- [AVAILABLE DATA]:
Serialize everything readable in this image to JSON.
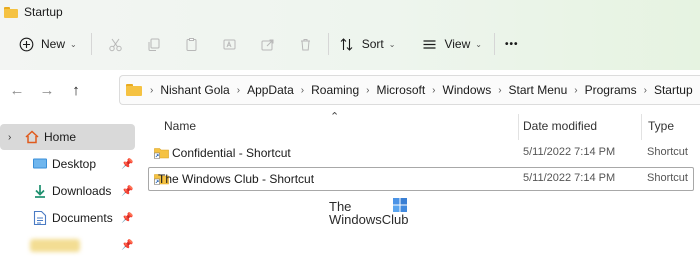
{
  "window": {
    "title": "Startup"
  },
  "toolbar": {
    "new_label": "New",
    "sort_label": "Sort",
    "view_label": "View",
    "more_label": "•••",
    "icons": [
      "cut-icon",
      "copy-icon",
      "paste-icon",
      "rename-icon",
      "share-icon",
      "delete-icon"
    ]
  },
  "address": {
    "crumbs": [
      "Nishant Gola",
      "AppData",
      "Roaming",
      "Microsoft",
      "Windows",
      "Start Menu",
      "Programs",
      "Startup"
    ]
  },
  "sidebar": {
    "items": [
      {
        "label": "Home",
        "icon": "home-icon",
        "selected": true
      },
      {
        "label": "Desktop",
        "icon": "desktop-icon",
        "pinned": true
      },
      {
        "label": "Downloads",
        "icon": "download-icon",
        "pinned": true
      },
      {
        "label": "Documents",
        "icon": "documents-icon",
        "pinned": true
      },
      {
        "label": "",
        "icon": "folder-icon",
        "pinned": true
      }
    ]
  },
  "columns": {
    "name": "Name",
    "date": "Date modified",
    "type": "Type"
  },
  "files": [
    {
      "name": "Confidential - Shortcut",
      "date": "5/11/2022 7:14 PM",
      "type": "Shortcut"
    },
    {
      "name": "The Windows Club - Shortcut",
      "date": "5/11/2022 7:14 PM",
      "type": "Shortcut"
    }
  ],
  "watermark": {
    "line1": "The",
    "line2": "WindowsClub"
  },
  "colors": {
    "folder": "#f5c242",
    "selection": "#d9d9d9",
    "accent": "#0067c0"
  }
}
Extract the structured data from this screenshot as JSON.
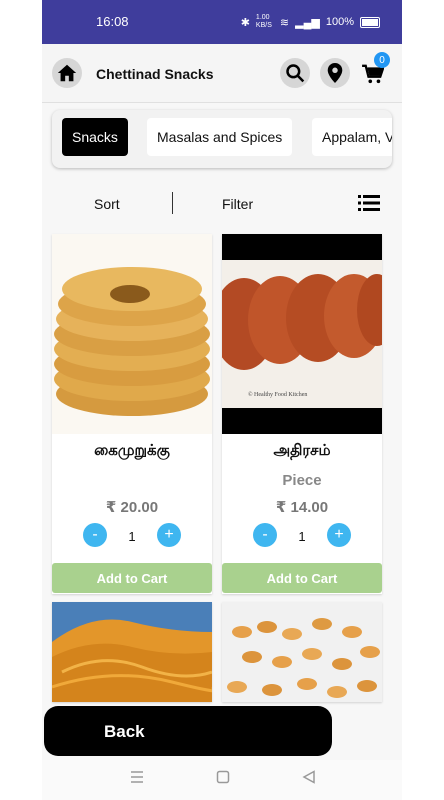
{
  "status": {
    "time": "16:08",
    "speed": "1.00 KB/S",
    "battery": "100%"
  },
  "header": {
    "title": "Chettinad Snacks",
    "cart_count": "0"
  },
  "categories": [
    {
      "label": "Snacks",
      "active": true
    },
    {
      "label": "Masalas and Spices",
      "active": false
    },
    {
      "label": "Appalam, V",
      "active": false
    }
  ],
  "toolbar": {
    "sort": "Sort",
    "filter": "Filter"
  },
  "products": [
    {
      "name": "கைமுறுக்கு",
      "unit": "",
      "price": "₹ 20.00",
      "qty": "1",
      "cta": "Add to Cart"
    },
    {
      "name": "அதிரசம்",
      "unit": "Piece",
      "price": "₹ 14.00",
      "qty": "1",
      "cta": "Add to Cart",
      "watermark": "© Healthy Food Kitchen"
    },
    {
      "name": "",
      "unit": "",
      "price": "",
      "qty": "",
      "cta": ""
    },
    {
      "name": "",
      "unit": "",
      "price": "",
      "qty": "",
      "cta": ""
    }
  ],
  "footer": {
    "back": "Back"
  },
  "colors": {
    "status_bar": "#3f3d9c",
    "accent_blue": "#3fb6f0",
    "add_to_cart": "#a9d18e",
    "badge": "#2196f3"
  },
  "icons": [
    "home-icon",
    "search-icon",
    "location-pin-icon",
    "cart-icon",
    "list-view-icon",
    "minus-icon",
    "plus-icon",
    "menu-nav-icon",
    "home-nav-icon",
    "back-nav-icon"
  ]
}
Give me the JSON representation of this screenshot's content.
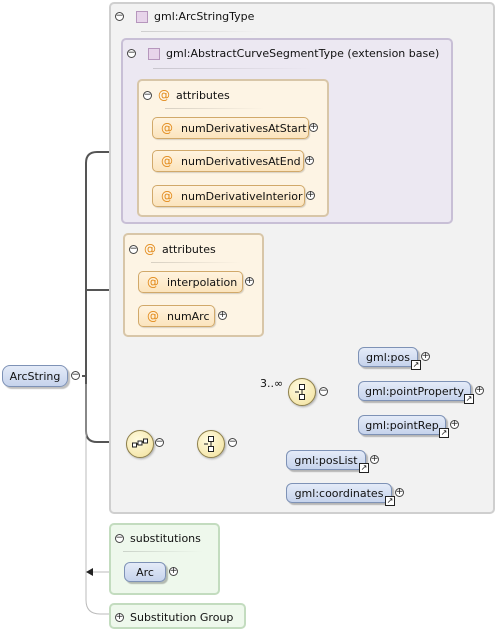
{
  "root": {
    "label": "ArcString"
  },
  "complex_type": {
    "name": "gml:ArcStringType"
  },
  "base_type": {
    "name": "gml:AbstractCurveSegmentType (extension base)"
  },
  "base_attributes": {
    "title": "attributes",
    "items": [
      "numDerivativesAtStart",
      "numDerivativesAtEnd",
      "numDerivativeInterior"
    ]
  },
  "own_attributes": {
    "title": "attributes",
    "items": [
      "interpolation",
      "numArc"
    ]
  },
  "choice": {
    "cardinality": "3..∞",
    "items": [
      "gml:pos",
      "gml:pointProperty",
      "gml:pointRep"
    ]
  },
  "alternatives": [
    "gml:posList",
    "gml:coordinates"
  ],
  "substitutions": {
    "title": "substitutions",
    "items": [
      "Arc"
    ]
  },
  "substitution_group": {
    "label": "Substitution Group"
  },
  "symbols": {
    "collapse": "−",
    "expand": "+",
    "at": "@",
    "link": "↗"
  },
  "colors": {
    "attribute_panel": "#fdf4e4",
    "element_pill": "#c6d3ec",
    "base_panel": "#ece8f2",
    "substitution_panel": "#eef8ec"
  }
}
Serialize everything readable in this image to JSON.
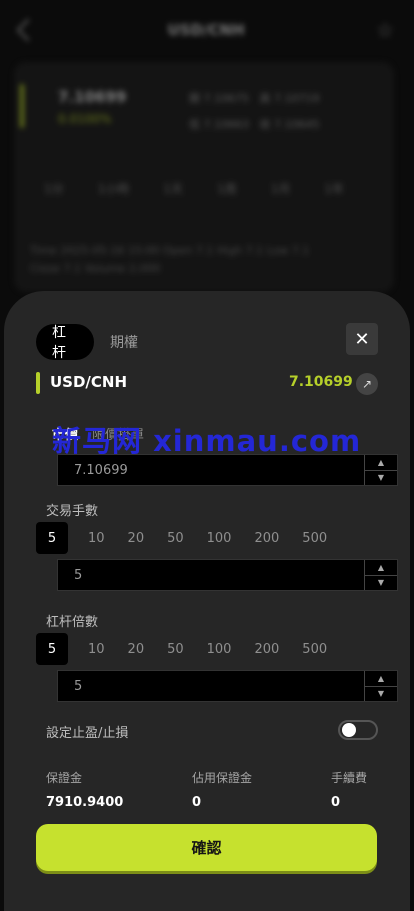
{
  "background": {
    "title": "USD/CNH",
    "price": "7.10699",
    "change": "0.0100%",
    "stats": [
      "開 7.10675",
      "高 7.10719",
      "低 7.10663",
      "收 7.10645"
    ],
    "periods": [
      "1分",
      "1小時",
      "1天",
      "1周",
      "1月",
      "1年"
    ],
    "info": "Time 2025-05-16 15:00  Open 7.1  High 7.1  Low 7.1  Close 7.1  Volume 2,000"
  },
  "tabs": [
    {
      "label": "杠杆",
      "active": true
    },
    {
      "label": "期權",
      "active": false
    }
  ],
  "close_icon": "close-icon",
  "symbol": "USD/CNH",
  "quote": "7.10699",
  "order_types": {
    "market": "市價",
    "limit": "限價掛單"
  },
  "watermark": "新马网 xinmau.com",
  "price_input": {
    "value": "7.10699"
  },
  "quantity": {
    "label": "交易手數",
    "selected": "5",
    "options": [
      "10",
      "20",
      "50",
      "100",
      "200",
      "500"
    ],
    "value": "5"
  },
  "leverage": {
    "label": "杠杆倍數",
    "selected": "5",
    "options": [
      "10",
      "20",
      "50",
      "100",
      "200",
      "500"
    ],
    "value": "5"
  },
  "stop_toggle": {
    "label": "設定止盈/止損",
    "on": false
  },
  "summary": [
    {
      "label": "保證金",
      "value": "7910.9400"
    },
    {
      "label": "佔用保證金",
      "value": "0"
    },
    {
      "label": "手續費",
      "value": "0"
    }
  ],
  "confirm_label": "確認",
  "colors": {
    "accent": "#c6e12e",
    "sheet": "#262626",
    "watermark": "#2427d6"
  }
}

- [WHAT THE TASK REQUIRES]:
Without the pictures, restate all of the entries above verbatim.

- [FULL RESPONSE]:
Serialize everything readable in this image to JSON.
{
  "window": {
    "title": "Startup"
  },
  "toolbar": {
    "new_label": "New",
    "sort_label": "Sort",
    "view_label": "View",
    "more_label": "•••",
    "icons": [
      "cut-icon",
      "copy-icon",
      "paste-icon",
      "rename-icon",
      "share-icon",
      "delete-icon"
    ]
  },
  "address": {
    "crumbs": [
      "Nishant Gola",
      "AppData",
      "Roaming",
      "Microsoft",
      "Windows",
      "Start Menu",
      "Programs",
      "Startup"
    ]
  },
  "sidebar": {
    "items": [
      {
        "label": "Home",
        "icon": "home-icon",
        "selected": true
      },
      {
        "label": "Desktop",
        "icon": "desktop-icon",
        "pinned": true
      },
      {
        "label": "Downloads",
        "icon": "download-icon",
        "pinned": true
      },
      {
        "label": "Documents",
        "icon": "documents-icon",
        "pinned": true
      },
      {
        "label": "",
        "icon": "folder-icon",
        "pinned": true
      }
    ]
  },
  "columns": {
    "name": "Name",
    "date": "Date modified",
    "type": "Type"
  },
  "files": [
    {
      "name": "Confidential - Shortcut",
      "date": "5/11/2022 7:14 PM",
      "type": "Shortcut"
    },
    {
      "name": "The Windows Club - Shortcut",
      "date": "5/11/2022 7:14 PM",
      "type": "Shortcut"
    }
  ],
  "watermark": {
    "line1": "The",
    "line2": "WindowsClub"
  },
  "colors": {
    "folder": "#f5c242",
    "selection": "#d9d9d9",
    "accent": "#0067c0"
  }
}
Extract the structured data from this screenshot as JSON.
{
  "status": {
    "time": "16:08",
    "speed": "1.00 KB/S",
    "battery": "100%"
  },
  "header": {
    "title": "Chettinad Snacks",
    "cart_count": "0"
  },
  "categories": [
    {
      "label": "Snacks",
      "active": true
    },
    {
      "label": "Masalas and Spices",
      "active": false
    },
    {
      "label": "Appalam, V",
      "active": false
    }
  ],
  "toolbar": {
    "sort": "Sort",
    "filter": "Filter"
  },
  "products": [
    {
      "name": "கைமுறுக்கு",
      "unit": "",
      "price": "₹ 20.00",
      "qty": "1",
      "cta": "Add to Cart"
    },
    {
      "name": "அதிரசம்",
      "unit": "Piece",
      "price": "₹ 14.00",
      "qty": "1",
      "cta": "Add to Cart",
      "watermark": "© Healthy Food Kitchen"
    },
    {
      "name": "",
      "unit": "",
      "price": "",
      "qty": "",
      "cta": ""
    },
    {
      "name": "",
      "unit": "",
      "price": "",
      "qty": "",
      "cta": ""
    }
  ],
  "footer": {
    "back": "Back"
  },
  "colors": {
    "status_bar": "#3f3d9c",
    "accent_blue": "#3fb6f0",
    "add_to_cart": "#a9d18e",
    "badge": "#2196f3"
  },
  "icons": [
    "home-icon",
    "search-icon",
    "location-pin-icon",
    "cart-icon",
    "list-view-icon",
    "minus-icon",
    "plus-icon",
    "menu-nav-icon",
    "home-nav-icon",
    "back-nav-icon"
  ]
}
Give me the JSON representation of this screenshot's content.
{
  "root": {
    "label": "ArcString"
  },
  "complex_type": {
    "name": "gml:ArcStringType"
  },
  "base_type": {
    "name": "gml:AbstractCurveSegmentType (extension base)"
  },
  "base_attributes": {
    "title": "attributes",
    "items": [
      "numDerivativesAtStart",
      "numDerivativesAtEnd",
      "numDerivativeInterior"
    ]
  },
  "own_attributes": {
    "title": "attributes",
    "items": [
      "interpolation",
      "numArc"
    ]
  },
  "choice": {
    "cardinality": "3..∞",
    "items": [
      "gml:pos",
      "gml:pointProperty",
      "gml:pointRep"
    ]
  },
  "alternatives": [
    "gml:posList",
    "gml:coordinates"
  ],
  "substitutions": {
    "title": "substitutions",
    "items": [
      "Arc"
    ]
  },
  "substitution_group": {
    "label": "Substitution Group"
  },
  "symbols": {
    "collapse": "−",
    "expand": "+",
    "at": "@",
    "link": "↗"
  },
  "colors": {
    "attribute_panel": "#fdf4e4",
    "element_pill": "#c6d3ec",
    "base_panel": "#ece8f2",
    "substitution_panel": "#eef8ec"
  }
}
Serialize everything readable in this image to JSON.
{
  "background": {
    "title": "USD/CNH",
    "price": "7.10699",
    "change": "0.0100%",
    "stats": [
      "開 7.10675",
      "高 7.10719",
      "低 7.10663",
      "收 7.10645"
    ],
    "periods": [
      "1分",
      "1小時",
      "1天",
      "1周",
      "1月",
      "1年"
    ],
    "info": "Time 2025-05-16 15:00  Open 7.1  High 7.1  Low 7.1  Close 7.1  Volume 2,000"
  },
  "tabs": [
    {
      "label": "杠杆",
      "active": true
    },
    {
      "label": "期權",
      "active": false
    }
  ],
  "close_icon": "close-icon",
  "symbol": "USD/CNH",
  "quote": "7.10699",
  "order_types": {
    "market": "市價",
    "limit": "限價掛單"
  },
  "watermark": "新马网 xinmau.com",
  "price_input": {
    "value": "7.10699"
  },
  "quantity": {
    "label": "交易手數",
    "selected": "5",
    "options": [
      "10",
      "20",
      "50",
      "100",
      "200",
      "500"
    ],
    "value": "5"
  },
  "leverage": {
    "label": "杠杆倍數",
    "selected": "5",
    "options": [
      "10",
      "20",
      "50",
      "100",
      "200",
      "500"
    ],
    "value": "5"
  },
  "stop_toggle": {
    "label": "設定止盈/止損",
    "on": false
  },
  "summary": [
    {
      "label": "保證金",
      "value": "7910.9400"
    },
    {
      "label": "佔用保證金",
      "value": "0"
    },
    {
      "label": "手續費",
      "value": "0"
    }
  ],
  "confirm_label": "確認",
  "colors": {
    "accent": "#c6e12e",
    "sheet": "#262626",
    "watermark": "#2427d6"
  }
}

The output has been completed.